- MATERIAL SHOWN:

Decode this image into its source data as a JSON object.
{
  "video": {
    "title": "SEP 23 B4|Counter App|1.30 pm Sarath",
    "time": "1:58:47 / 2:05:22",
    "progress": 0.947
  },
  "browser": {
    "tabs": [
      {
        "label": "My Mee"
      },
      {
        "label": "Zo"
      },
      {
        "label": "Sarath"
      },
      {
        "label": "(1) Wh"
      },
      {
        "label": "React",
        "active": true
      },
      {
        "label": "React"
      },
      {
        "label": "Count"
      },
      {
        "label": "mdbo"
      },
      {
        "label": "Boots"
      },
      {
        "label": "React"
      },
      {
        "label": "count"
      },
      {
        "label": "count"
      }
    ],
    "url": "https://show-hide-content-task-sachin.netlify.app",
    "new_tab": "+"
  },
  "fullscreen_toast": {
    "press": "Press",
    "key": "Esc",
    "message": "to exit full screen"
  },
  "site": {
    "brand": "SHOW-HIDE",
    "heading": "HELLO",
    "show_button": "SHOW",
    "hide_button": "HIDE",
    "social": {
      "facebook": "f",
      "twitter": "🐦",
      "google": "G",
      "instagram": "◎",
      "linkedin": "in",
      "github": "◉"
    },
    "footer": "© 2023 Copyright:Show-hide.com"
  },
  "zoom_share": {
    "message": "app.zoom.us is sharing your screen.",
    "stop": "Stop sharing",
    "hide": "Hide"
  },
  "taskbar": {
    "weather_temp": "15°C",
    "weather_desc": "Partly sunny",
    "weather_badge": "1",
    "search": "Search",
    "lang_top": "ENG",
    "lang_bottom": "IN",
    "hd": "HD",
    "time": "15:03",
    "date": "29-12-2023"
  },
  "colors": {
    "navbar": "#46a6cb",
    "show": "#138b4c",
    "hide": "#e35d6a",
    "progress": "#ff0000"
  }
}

- GOAL: Return each line among the entries that holds the word "sharing".

- SOLUTION FOR THIS EXERCISE:
    "message": "app.zoom.us is sharing your screen.",
    "stop": "Stop sharing",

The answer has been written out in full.